§ Task details: Assemble all lines in which the string "true" appears.

§ Data provided:
::::::::::

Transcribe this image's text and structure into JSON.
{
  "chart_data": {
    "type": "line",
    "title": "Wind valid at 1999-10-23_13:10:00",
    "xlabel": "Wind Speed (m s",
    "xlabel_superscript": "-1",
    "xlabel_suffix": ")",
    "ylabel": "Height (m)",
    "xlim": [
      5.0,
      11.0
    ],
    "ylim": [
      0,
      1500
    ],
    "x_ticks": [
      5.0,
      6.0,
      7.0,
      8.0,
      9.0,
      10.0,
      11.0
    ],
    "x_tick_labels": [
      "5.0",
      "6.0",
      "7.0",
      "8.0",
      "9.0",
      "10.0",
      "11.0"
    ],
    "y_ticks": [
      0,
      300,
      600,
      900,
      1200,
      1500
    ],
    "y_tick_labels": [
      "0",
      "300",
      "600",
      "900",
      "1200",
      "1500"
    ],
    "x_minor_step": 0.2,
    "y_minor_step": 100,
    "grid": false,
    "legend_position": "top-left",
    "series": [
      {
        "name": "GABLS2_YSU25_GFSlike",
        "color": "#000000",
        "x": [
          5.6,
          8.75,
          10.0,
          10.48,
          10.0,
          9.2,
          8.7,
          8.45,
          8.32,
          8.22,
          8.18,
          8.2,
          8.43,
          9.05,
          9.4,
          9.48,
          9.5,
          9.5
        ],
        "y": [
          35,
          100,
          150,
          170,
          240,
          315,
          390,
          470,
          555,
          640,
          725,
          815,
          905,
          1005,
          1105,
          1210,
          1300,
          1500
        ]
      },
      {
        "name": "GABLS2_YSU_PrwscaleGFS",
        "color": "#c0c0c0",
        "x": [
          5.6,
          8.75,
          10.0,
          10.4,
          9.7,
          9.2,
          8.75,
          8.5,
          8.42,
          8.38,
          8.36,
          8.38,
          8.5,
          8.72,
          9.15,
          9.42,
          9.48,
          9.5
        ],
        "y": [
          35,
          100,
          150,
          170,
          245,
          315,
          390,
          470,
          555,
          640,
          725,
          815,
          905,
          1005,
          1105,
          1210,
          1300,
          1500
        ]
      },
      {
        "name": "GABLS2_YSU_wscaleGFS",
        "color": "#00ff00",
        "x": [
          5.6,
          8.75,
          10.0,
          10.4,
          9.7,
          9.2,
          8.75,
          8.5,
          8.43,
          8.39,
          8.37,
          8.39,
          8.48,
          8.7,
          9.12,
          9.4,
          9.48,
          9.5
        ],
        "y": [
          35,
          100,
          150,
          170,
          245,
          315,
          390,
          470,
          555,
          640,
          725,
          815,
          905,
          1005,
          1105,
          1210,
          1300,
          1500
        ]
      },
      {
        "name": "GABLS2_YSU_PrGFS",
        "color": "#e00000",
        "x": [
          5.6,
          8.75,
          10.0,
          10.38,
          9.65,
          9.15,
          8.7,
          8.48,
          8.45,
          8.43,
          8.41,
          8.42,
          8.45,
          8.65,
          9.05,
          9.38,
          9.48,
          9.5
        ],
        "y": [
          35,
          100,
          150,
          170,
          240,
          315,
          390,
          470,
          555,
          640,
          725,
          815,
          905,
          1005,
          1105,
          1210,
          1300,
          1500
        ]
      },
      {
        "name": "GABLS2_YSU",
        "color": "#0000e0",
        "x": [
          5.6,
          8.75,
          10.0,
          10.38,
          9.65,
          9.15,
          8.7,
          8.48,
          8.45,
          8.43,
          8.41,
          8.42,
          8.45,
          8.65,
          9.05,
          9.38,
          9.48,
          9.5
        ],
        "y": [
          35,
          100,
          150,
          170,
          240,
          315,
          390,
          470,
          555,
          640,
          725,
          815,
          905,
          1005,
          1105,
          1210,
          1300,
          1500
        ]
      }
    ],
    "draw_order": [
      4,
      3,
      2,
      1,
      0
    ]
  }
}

::::::::::

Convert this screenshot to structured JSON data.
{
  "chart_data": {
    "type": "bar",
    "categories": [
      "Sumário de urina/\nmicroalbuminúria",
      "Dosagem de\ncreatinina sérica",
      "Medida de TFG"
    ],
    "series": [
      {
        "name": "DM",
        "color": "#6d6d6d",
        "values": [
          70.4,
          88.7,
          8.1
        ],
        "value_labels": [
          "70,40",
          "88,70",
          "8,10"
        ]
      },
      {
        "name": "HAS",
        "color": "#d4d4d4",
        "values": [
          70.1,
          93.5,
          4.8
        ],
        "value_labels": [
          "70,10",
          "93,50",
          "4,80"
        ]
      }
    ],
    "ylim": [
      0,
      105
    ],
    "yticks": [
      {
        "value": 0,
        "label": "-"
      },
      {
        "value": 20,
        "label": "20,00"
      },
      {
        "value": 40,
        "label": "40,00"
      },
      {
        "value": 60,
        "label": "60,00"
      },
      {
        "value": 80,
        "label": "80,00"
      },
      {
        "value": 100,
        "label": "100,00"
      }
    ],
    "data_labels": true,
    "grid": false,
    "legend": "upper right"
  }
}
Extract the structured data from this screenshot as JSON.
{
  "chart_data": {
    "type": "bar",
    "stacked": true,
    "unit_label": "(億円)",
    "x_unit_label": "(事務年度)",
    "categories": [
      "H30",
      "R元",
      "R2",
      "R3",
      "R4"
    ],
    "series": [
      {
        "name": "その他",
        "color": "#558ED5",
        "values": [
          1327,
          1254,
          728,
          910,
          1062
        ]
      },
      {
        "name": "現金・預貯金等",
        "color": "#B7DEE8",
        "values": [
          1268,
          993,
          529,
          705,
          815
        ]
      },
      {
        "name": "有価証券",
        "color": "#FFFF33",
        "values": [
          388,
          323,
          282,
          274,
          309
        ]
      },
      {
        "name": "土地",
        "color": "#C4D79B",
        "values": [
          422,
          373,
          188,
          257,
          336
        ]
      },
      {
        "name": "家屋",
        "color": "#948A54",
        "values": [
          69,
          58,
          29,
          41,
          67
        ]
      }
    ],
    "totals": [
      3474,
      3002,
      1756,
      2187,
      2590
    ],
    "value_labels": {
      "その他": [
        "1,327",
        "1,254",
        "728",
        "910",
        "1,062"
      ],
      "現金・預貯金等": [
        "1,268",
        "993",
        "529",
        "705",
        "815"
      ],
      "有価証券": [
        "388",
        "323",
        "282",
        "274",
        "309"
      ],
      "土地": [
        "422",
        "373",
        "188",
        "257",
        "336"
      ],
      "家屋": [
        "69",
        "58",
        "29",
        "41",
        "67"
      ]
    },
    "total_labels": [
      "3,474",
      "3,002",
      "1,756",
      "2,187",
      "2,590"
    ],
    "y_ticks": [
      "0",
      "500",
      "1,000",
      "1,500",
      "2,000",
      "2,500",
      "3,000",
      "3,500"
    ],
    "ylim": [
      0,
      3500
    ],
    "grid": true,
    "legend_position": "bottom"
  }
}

::::::::::

§ Exercise solution:
    "data_labels": true,
    "stacked": true,
    "grid": true,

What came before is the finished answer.